_Task instructions_:
Every entry must be repeated exactly. Exclude all pictures.

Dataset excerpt
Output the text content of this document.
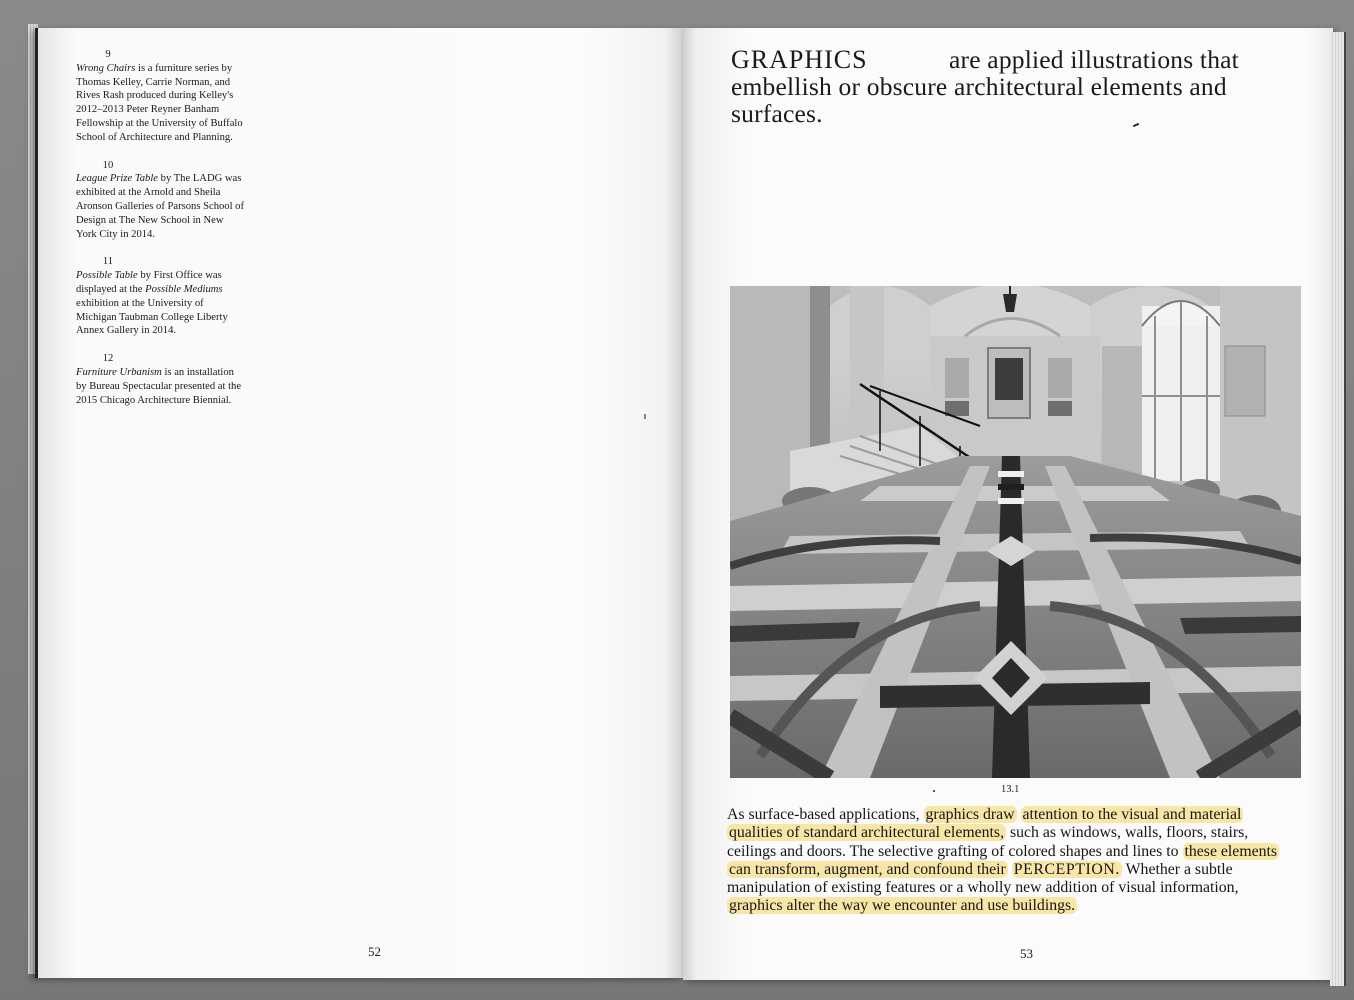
9
Wrong Chairs is a furniture series by Thomas Kelley, Carrie Norman, and Rives Rash produced during Kelley's 2012–2013 Peter Reyner Banham Fellowship at the University of Buffalo School of Architecture and Planning.
10
League Prize Table by The LADG was exhibited at the Arnold and Sheila Aronson Galleries of Parsons School of Design at The New School in New York City in 2014.
11
Possible Table by First Office was displayed at the Possible Mediums exhibition at the University of Michigan Taubman College Liberty Annex Gallery in 2014.
12
Furniture Urbanism is an installation by Bureau Spectacular presented at the 2015 Chicago Architecture Biennial.
52
GRAPHICS	are applied illustrations that embellish or obscure architectural elements and surfaces.
13.1
As surface-based applications, graphics draw attention to the visual and material qualities of standard architectural elements, such as windows, walls, floors, stairs, ceilings and doors. The selective grafting of colored shapes and lines to these elements can transform, augment, and confound their PERCEPTION. Whether a subtle manipulation of existing features or a wholly new addition of visual information, graphics alter the way we encounter and use buildings.
53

_Solution to the problem_:
Output the text content of this document.
9
Wrong Chairs is a furniture series by Thomas Kelley, Carrie Norman, and Rives Rash produced during Kelley's 2012–2013 Peter Reyner Banham Fellowship at the University of Buffalo School of Architecture and Planning.
10
League Prize Table by The LADG was exhibited at the Arnold and Sheila Aronson Galleries of Parsons School of Design at The New School in New York City in 2014.
11
Possible Table by First Office was displayed at the Possible Mediums exhibition at the University of Michigan Taubman College Liberty Annex Gallery in 2014.
12
Furniture Urbanism is an installation by Bureau Spectacular presented at the 2015 Chicago Architecture Biennial.
52
GRAPHICS	are applied illustrations that embellish or obscure architectural elements and surfaces.
13.1
As surface-based applications, graphics draw attention to the visual and material qualities of standard architectural elements, such as windows, walls, floors, stairs, ceilings and doors. The selective grafting of colored shapes and lines to these elements can transform, augment, and confound their PERCEPTION. Whether a subtle manipulation of existing features or a wholly new addition of visual information, graphics alter the way we encounter and use buildings.
53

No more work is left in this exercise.